- **Provided records**
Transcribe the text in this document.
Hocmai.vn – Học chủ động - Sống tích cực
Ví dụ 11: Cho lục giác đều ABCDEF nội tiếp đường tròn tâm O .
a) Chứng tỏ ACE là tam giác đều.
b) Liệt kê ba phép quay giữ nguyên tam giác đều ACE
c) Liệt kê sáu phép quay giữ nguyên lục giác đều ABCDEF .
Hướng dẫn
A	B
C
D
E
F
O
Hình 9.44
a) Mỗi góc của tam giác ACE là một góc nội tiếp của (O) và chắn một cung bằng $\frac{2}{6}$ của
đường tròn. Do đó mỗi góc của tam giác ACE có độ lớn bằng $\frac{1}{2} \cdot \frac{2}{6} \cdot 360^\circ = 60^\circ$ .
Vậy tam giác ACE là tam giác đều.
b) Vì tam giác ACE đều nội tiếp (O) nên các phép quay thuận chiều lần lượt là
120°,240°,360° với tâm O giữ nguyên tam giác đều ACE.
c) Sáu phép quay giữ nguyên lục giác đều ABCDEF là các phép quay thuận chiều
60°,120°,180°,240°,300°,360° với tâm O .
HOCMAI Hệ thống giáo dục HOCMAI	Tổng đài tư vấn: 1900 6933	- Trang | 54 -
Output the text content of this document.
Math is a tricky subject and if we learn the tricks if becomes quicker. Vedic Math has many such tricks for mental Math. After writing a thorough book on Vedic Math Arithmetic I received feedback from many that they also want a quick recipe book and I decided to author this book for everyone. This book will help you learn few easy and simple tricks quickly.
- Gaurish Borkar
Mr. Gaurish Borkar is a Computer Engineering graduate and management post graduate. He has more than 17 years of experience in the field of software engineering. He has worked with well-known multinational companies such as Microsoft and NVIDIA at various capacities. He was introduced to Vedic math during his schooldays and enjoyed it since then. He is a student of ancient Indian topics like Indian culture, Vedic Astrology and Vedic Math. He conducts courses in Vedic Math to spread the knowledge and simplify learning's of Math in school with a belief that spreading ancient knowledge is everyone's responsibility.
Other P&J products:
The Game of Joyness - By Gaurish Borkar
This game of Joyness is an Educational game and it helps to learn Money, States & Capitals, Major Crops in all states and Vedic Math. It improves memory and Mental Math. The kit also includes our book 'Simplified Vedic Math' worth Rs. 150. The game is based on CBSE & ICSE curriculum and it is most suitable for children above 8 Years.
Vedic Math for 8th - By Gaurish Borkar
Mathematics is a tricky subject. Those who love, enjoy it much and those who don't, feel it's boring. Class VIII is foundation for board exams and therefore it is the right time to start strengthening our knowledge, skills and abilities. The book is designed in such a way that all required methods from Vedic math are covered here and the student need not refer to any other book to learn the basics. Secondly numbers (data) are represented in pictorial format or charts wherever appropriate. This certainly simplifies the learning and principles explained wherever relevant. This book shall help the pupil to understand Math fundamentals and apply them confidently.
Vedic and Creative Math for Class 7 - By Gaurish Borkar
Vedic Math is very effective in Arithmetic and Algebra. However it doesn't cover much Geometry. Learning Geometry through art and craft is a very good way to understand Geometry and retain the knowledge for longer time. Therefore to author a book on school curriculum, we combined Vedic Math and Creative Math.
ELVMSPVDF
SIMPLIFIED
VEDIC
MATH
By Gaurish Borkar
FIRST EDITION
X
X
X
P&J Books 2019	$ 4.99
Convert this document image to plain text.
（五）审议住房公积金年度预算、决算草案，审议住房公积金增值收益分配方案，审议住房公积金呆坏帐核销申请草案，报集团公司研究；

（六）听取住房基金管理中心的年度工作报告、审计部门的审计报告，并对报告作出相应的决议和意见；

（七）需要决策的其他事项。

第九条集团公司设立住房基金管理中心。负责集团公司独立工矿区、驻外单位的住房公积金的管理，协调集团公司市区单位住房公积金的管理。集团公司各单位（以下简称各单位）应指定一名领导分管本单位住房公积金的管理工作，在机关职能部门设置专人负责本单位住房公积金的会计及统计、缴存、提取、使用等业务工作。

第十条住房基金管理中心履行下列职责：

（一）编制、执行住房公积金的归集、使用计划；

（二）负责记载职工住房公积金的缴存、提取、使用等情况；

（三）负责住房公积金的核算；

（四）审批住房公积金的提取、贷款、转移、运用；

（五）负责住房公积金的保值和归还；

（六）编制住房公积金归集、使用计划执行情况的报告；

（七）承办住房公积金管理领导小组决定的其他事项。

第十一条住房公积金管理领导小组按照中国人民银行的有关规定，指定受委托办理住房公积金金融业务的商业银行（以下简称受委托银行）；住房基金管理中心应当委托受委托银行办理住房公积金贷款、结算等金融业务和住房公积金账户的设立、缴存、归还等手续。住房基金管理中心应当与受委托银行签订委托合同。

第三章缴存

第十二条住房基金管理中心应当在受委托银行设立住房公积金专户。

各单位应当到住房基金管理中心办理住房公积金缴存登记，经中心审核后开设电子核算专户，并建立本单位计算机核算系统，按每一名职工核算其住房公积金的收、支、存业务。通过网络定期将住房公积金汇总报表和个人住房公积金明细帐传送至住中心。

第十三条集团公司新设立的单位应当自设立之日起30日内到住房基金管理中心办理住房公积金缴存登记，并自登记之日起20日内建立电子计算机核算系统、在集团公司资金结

- **Your task**
Reproduce the lines word for word, starting at the one holding "Convert this document image to plain text." and ending at the final line of the material above.

- **Result of the exercise**
Convert this document image to plain text.
（五）审议住房公积金年度预算、决算草案，审议住房公积金增值收益分配方案，审议住房公积金呆坏帐核销申请草案，报集团公司研究；

（六）听取住房基金管理中心的年度工作报告、审计部门的审计报告，并对报告作出相应的决议和意见；

（七）需要决策的其他事项。

第九条集团公司设立住房基金管理中心。负责集团公司独立工矿区、驻外单位的住房公积金的管理，协调集团公司市区单位住房公积金的管理。集团公司各单位（以下简称各单位）应指定一名领导分管本单位住房公积金的管理工作，在机关职能部门设置专人负责本单位住房公积金的会计及统计、缴存、提取、使用等业务工作。

第十条住房基金管理中心履行下列职责：

（一）编制、执行住房公积金的归集、使用计划；

（二）负责记载职工住房公积金的缴存、提取、使用等情况；

（三）负责住房公积金的核算；

（四）审批住房公积金的提取、贷款、转移、运用；

（五）负责住房公积金的保值和归还；

（六）编制住房公积金归集、使用计划执行情况的报告；

（七）承办住房公积金管理领导小组决定的其他事项。

第十一条住房公积金管理领导小组按照中国人民银行的有关规定，指定受委托办理住房公积金金融业务的商业银行（以下简称受委托银行）；住房基金管理中心应当委托受委托银行办理住房公积金贷款、结算等金融业务和住房公积金账户的设立、缴存、归还等手续。住房基金管理中心应当与受委托银行签订委托合同。

第三章缴存

第十二条住房基金管理中心应当在受委托银行设立住房公积金专户。

各单位应当到住房基金管理中心办理住房公积金缴存登记，经中心审核后开设电子核算专户，并建立本单位计算机核算系统，按每一名职工核算其住房公积金的收、支、存业务。通过网络定期将住房公积金汇总报表和个人住房公积金明细帐传送至住中心。

第十三条集团公司新设立的单位应当自设立之日起30日内到住房基金管理中心办理住房公积金缴存登记，并自登记之日起20日内建立电子计算机核算系统、在集团公司资金结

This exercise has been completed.